(Document excerpt):
-----

Explaining the excess morbidity of emergency general surgery: Packed red blood cell and fresh frozen plasma transfusion practices are associated with major complications in nonmassively transfused patients

Document Type

Article

Department

General Surgery

Abstract

Background: Intraoperative blood product transfusions carry risk but are often necessary in emergency general surgery (EGS).
Methods: We queried the American College of Surgery-National Surgical Quality Improvement Program database for EGS patients (2008 to 2012) at 2 tertiary academic hospitals. Outcomes included rates of high packed red blood cell (pRBC) use (estimated blood loss:pRBC < 350:1) and high fresh frozen plasma (FFP) use (FFP:pRBC >1:1.5). Patients were then stratified by exposure to high blood product use. Stepwise logistic regression was performed.

-----

(Extracted data):
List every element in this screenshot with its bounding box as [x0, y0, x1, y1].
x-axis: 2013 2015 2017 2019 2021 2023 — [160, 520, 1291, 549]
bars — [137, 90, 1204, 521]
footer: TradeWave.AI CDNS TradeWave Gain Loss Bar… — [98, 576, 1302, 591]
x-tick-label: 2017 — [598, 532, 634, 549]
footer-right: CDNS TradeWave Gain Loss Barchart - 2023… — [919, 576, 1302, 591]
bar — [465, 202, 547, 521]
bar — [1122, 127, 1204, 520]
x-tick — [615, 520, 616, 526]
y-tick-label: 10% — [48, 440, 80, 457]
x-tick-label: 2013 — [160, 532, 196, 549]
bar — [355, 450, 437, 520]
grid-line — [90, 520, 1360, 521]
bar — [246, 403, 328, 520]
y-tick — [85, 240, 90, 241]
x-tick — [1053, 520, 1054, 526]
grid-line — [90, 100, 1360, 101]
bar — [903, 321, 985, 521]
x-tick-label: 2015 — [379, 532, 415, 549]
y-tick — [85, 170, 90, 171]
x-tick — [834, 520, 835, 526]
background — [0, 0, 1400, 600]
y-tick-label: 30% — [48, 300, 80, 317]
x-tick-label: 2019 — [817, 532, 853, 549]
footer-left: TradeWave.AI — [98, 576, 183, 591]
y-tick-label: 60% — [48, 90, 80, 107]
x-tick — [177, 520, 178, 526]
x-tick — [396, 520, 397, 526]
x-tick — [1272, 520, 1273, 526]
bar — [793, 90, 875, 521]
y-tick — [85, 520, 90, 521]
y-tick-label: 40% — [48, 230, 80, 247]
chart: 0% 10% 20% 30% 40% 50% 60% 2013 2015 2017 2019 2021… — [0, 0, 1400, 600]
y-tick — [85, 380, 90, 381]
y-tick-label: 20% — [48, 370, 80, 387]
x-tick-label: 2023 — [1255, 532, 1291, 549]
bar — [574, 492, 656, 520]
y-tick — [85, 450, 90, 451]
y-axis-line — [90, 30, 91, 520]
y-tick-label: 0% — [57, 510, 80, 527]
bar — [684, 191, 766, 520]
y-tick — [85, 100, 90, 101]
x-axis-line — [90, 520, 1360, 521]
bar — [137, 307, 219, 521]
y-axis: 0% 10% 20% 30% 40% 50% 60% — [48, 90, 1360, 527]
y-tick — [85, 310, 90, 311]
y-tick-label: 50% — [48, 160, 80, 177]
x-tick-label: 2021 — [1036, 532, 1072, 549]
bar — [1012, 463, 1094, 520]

-----

(What this task involves):
Condense the paragraph beginning "Methods: We queried" in the abstract on transfusion in emergency general surgery into a bulleted list that keeps its main facts.

(Answer):
- Source: American College of Surgery-National Surgical Quality Improvement Program database
- Patients: emergency general surgery (EGS) cases from 2008 to 2012 at 2 tertiary academic hospitals
- Outcome 1: high packed red blood cell (pRBC) use, defined as estimated blood loss:pRBC < 350:1
- Outcome 2: high fresh frozen plasma (FFP) use, defined as FFP:pRBC > 1:1.5
- Patients stratified by exposure to high blood product use
- Analysis: stepwise logistic regression